start Records to use

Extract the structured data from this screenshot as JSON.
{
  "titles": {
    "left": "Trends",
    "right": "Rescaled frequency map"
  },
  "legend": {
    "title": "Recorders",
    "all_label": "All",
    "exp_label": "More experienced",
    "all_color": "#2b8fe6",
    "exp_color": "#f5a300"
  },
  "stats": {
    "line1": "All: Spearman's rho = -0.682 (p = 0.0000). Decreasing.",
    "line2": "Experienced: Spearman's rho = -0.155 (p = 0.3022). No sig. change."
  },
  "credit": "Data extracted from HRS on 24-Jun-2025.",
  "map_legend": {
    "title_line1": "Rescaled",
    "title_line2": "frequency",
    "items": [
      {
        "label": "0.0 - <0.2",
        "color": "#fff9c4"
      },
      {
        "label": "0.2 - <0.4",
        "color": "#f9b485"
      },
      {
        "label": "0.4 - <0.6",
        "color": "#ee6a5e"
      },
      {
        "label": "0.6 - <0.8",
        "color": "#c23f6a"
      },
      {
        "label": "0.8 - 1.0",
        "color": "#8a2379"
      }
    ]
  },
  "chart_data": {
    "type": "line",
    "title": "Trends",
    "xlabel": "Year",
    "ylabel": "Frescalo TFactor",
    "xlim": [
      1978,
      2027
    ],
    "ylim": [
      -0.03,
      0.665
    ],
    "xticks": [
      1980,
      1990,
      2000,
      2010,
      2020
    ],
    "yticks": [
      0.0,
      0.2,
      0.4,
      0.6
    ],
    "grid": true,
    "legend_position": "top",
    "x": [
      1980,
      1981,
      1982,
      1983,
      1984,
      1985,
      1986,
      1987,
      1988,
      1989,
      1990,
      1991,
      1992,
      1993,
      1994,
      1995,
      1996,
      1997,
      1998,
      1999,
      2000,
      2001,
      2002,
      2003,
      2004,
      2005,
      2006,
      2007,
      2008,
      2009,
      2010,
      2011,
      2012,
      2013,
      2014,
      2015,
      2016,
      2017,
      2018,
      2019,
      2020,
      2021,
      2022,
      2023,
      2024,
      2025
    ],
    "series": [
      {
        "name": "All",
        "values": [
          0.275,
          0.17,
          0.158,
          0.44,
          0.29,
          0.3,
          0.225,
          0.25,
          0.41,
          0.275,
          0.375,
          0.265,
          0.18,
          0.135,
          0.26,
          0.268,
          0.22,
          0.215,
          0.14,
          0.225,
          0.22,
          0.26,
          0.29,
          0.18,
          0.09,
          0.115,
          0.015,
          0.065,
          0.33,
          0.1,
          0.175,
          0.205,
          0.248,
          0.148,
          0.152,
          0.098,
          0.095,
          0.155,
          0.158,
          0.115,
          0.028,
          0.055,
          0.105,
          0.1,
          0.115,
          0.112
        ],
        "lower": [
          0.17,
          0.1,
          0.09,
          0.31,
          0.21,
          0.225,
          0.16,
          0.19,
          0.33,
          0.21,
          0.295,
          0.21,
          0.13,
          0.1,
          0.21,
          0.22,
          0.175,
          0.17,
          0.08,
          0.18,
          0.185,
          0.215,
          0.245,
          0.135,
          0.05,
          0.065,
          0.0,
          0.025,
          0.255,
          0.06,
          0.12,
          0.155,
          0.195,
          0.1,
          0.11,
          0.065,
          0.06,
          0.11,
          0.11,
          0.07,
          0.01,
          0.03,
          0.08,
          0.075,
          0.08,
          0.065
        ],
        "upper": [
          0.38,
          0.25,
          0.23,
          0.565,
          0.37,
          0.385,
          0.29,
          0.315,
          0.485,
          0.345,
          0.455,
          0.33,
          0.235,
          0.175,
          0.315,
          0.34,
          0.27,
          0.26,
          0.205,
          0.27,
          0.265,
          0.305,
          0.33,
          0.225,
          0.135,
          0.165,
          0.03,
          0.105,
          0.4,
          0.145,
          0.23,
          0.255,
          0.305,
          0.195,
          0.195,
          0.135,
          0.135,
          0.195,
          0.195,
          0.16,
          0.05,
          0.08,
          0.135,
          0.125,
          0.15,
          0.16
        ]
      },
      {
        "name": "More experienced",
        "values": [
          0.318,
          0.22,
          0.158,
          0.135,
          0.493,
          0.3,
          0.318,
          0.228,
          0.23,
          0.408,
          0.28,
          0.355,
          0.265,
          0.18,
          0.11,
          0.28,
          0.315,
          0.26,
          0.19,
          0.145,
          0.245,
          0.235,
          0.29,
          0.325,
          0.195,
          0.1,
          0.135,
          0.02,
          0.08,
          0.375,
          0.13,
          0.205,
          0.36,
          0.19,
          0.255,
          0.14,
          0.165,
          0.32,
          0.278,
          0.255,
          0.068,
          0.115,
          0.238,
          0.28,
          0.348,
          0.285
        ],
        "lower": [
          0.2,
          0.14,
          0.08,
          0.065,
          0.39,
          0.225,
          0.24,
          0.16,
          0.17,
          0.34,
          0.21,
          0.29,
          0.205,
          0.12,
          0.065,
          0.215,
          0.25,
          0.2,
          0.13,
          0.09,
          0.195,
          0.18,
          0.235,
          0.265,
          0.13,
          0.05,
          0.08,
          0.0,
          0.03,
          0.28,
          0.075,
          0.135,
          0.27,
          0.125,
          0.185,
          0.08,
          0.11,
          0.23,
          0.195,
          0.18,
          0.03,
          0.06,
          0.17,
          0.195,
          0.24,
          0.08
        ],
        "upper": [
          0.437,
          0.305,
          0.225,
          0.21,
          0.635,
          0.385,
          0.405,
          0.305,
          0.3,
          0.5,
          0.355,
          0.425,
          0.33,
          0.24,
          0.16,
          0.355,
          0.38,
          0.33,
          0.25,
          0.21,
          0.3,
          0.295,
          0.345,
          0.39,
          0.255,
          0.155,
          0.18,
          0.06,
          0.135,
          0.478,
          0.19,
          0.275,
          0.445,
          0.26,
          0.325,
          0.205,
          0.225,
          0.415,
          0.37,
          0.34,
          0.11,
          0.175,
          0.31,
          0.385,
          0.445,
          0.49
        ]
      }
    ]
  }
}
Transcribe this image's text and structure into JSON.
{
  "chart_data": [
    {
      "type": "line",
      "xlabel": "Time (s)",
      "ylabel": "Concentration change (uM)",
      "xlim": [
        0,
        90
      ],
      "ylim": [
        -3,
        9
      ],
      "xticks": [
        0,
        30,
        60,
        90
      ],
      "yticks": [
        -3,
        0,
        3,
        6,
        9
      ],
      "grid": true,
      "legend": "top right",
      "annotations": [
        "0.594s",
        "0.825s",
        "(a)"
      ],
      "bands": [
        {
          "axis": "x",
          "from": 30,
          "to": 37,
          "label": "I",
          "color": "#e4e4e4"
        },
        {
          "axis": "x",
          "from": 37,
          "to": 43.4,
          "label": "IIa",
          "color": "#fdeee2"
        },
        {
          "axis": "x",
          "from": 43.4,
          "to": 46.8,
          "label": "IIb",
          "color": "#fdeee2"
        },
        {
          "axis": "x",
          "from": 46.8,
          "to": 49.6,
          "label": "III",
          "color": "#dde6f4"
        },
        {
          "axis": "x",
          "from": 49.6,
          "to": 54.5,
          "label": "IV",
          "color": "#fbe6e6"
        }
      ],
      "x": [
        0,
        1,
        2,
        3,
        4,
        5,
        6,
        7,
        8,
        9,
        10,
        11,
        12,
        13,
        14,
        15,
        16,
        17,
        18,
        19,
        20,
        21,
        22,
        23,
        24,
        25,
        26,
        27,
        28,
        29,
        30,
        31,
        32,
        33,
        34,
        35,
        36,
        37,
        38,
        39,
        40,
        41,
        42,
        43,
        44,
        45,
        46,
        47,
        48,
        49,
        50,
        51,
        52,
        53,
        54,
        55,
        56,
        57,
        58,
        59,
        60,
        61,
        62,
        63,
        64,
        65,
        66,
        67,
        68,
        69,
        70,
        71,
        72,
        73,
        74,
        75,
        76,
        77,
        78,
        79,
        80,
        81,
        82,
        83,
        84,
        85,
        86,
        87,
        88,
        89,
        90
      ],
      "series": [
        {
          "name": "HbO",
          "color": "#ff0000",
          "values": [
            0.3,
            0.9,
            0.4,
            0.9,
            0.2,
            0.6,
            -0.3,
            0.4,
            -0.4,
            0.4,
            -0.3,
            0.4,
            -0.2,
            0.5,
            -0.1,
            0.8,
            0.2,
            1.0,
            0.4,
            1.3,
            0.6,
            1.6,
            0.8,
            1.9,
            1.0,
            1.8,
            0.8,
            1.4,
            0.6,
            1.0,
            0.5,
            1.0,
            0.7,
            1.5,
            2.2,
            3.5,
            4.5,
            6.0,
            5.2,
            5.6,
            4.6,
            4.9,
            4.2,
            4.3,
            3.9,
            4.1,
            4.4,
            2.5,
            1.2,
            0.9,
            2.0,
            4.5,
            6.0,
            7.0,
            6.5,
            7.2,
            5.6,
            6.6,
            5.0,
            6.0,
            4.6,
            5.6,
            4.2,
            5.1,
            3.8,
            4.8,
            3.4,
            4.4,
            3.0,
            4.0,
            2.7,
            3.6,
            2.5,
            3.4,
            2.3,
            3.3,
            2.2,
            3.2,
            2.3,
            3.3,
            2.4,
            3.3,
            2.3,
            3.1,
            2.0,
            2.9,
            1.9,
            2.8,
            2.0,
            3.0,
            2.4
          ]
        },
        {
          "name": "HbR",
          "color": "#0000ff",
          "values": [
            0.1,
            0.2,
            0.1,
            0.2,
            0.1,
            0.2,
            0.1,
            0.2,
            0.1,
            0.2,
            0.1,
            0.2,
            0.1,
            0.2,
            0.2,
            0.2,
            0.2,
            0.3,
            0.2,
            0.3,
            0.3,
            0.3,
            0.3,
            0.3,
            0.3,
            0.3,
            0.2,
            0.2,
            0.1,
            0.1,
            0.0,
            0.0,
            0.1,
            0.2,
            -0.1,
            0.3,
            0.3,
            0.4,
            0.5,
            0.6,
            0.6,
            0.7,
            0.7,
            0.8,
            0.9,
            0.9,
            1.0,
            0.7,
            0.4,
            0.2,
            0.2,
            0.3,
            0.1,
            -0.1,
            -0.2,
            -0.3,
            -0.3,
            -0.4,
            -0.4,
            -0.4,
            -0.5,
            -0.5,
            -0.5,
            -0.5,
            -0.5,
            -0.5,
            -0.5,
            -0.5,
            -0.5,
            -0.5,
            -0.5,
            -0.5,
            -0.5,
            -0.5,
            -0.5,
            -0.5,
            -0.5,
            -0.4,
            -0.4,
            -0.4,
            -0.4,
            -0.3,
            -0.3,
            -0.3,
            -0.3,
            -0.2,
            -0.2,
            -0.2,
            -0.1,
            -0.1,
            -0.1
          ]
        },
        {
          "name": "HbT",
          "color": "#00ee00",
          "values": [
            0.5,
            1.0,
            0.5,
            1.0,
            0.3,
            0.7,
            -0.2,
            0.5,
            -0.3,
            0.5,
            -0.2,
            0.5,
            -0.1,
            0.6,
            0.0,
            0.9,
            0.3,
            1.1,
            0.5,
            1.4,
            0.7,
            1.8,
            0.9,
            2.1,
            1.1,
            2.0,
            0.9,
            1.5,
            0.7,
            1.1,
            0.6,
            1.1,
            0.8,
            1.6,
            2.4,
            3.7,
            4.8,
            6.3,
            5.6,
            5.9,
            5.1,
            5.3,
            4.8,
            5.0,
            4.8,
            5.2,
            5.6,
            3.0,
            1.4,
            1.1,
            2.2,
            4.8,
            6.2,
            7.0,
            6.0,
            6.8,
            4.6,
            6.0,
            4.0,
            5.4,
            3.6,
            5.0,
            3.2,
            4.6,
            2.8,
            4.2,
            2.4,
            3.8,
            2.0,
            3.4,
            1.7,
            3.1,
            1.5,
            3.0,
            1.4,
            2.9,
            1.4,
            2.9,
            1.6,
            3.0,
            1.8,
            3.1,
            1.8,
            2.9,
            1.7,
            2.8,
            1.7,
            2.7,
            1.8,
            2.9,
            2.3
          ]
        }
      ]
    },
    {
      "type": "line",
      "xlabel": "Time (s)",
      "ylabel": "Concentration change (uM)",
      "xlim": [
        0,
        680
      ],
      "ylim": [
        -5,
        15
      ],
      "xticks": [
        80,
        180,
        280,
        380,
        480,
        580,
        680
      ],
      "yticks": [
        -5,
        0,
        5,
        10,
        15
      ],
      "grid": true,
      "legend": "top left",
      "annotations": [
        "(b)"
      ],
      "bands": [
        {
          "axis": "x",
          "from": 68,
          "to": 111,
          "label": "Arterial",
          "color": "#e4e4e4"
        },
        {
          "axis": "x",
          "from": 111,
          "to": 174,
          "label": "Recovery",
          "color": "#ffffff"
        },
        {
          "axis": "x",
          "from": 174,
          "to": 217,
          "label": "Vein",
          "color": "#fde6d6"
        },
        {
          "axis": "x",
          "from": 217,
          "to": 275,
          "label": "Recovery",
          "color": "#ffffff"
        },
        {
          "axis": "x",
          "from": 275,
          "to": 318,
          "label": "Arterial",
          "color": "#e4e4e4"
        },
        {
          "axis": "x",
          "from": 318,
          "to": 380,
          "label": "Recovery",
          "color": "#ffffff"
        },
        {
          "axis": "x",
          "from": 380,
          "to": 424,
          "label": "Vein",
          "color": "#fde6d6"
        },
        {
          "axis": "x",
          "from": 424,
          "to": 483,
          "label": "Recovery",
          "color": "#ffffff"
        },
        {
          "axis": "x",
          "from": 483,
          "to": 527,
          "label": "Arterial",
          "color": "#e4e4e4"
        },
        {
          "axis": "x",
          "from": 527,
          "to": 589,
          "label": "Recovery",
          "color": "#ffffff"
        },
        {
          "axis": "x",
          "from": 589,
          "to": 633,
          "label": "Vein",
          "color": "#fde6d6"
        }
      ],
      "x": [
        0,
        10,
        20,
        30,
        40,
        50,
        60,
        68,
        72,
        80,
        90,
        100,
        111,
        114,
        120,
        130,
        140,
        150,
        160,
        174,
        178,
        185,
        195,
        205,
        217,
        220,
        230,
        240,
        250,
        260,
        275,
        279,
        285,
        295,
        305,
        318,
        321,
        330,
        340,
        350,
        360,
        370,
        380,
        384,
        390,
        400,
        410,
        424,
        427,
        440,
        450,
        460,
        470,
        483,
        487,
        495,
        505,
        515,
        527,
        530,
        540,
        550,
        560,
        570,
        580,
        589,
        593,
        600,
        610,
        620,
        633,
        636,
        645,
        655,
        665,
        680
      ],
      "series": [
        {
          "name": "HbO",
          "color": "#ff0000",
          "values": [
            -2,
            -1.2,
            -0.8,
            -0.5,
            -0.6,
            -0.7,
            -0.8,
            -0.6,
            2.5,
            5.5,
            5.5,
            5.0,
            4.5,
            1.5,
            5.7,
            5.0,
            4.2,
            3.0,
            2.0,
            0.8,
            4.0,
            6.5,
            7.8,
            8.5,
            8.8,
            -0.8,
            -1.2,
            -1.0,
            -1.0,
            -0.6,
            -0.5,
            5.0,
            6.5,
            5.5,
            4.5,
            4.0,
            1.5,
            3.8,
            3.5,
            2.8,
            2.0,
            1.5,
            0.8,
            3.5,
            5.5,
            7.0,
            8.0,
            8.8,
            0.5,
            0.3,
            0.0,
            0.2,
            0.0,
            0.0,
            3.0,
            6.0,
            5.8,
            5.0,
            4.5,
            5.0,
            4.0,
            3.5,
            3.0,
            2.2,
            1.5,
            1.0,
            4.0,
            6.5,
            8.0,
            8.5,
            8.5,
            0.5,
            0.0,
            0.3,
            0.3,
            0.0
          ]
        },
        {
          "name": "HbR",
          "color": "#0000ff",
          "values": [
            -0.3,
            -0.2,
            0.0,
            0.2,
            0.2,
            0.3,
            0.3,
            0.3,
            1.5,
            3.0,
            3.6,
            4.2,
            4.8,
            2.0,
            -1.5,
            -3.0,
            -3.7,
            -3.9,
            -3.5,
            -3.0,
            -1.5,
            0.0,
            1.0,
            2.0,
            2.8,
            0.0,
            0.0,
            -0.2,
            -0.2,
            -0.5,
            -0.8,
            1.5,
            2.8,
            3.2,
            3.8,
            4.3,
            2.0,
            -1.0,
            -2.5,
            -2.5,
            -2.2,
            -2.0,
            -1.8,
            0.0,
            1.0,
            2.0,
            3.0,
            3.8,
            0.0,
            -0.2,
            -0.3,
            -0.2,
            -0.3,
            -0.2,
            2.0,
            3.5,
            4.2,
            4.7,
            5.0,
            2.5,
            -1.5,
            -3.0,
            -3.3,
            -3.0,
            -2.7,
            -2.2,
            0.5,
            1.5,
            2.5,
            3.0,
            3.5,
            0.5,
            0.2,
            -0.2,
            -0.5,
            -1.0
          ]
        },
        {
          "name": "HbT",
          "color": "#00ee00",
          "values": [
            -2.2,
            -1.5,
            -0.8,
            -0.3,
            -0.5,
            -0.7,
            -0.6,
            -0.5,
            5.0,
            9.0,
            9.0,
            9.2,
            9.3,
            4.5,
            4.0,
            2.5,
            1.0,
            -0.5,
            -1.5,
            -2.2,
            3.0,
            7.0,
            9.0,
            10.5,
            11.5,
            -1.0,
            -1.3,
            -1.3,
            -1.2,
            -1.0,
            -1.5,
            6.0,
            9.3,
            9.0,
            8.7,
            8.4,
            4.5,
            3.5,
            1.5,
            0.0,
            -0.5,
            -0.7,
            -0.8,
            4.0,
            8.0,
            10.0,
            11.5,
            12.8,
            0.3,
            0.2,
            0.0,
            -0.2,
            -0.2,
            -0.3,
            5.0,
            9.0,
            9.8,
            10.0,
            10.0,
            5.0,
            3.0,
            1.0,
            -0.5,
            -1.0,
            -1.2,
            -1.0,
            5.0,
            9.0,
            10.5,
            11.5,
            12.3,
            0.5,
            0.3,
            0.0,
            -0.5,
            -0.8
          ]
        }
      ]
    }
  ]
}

end Records to use

Directions: Review the material and copy each line in which the word "More" appears.

Written answer:
    "exp_label": "More experienced",
        "name": "More experienced",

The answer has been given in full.